DIRECTIONS
Restate each entry word for word, leaving nothing out.

RECORD EXTRACTS
>> Begin

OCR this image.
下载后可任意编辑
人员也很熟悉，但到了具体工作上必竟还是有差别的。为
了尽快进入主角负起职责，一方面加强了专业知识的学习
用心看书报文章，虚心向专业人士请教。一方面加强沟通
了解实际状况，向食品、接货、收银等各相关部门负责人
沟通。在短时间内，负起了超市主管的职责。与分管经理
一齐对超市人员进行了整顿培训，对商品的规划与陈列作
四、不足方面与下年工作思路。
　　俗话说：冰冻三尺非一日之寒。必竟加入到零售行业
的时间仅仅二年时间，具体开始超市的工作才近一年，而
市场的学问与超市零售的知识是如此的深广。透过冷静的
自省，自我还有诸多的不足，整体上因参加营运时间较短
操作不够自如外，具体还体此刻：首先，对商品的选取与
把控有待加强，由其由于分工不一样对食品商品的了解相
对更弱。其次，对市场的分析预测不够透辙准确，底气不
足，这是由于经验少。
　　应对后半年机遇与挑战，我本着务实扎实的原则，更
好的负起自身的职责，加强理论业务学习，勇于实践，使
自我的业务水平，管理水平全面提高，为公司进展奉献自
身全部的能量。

>> End

FULL SOLUTION
OCR this image.
下载后可任意编辑
人员也很熟悉，但到了具体工作上必竟还是有差别的。为
了尽快进入主角负起职责，一方面加强了专业知识的学习
用心看书报文章，虚心向专业人士请教。一方面加强沟通
了解实际状况，向食品、接货、收银等各相关部门负责人
沟通。在短时间内，负起了超市主管的职责。与分管经理
一齐对超市人员进行了整顿培训，对商品的规划与陈列作
四、不足方面与下年工作思路。
　　俗话说：冰冻三尺非一日之寒。必竟加入到零售行业
的时间仅仅二年时间，具体开始超市的工作才近一年，而
市场的学问与超市零售的知识是如此的深广。透过冷静的
自省，自我还有诸多的不足，整体上因参加营运时间较短
操作不够自如外，具体还体此刻：首先，对商品的选取与
把控有待加强，由其由于分工不一样对食品商品的了解相
对更弱。其次，对市场的分析预测不够透辙准确，底气不
足，这是由于经验少。
　　应对后半年机遇与挑战，我本着务实扎实的原则，更
好的负起自身的职责，加强理论业务学习，勇于实践，使
自我的业务水平，管理水平全面提高，为公司进展奉献自
身全部的能量。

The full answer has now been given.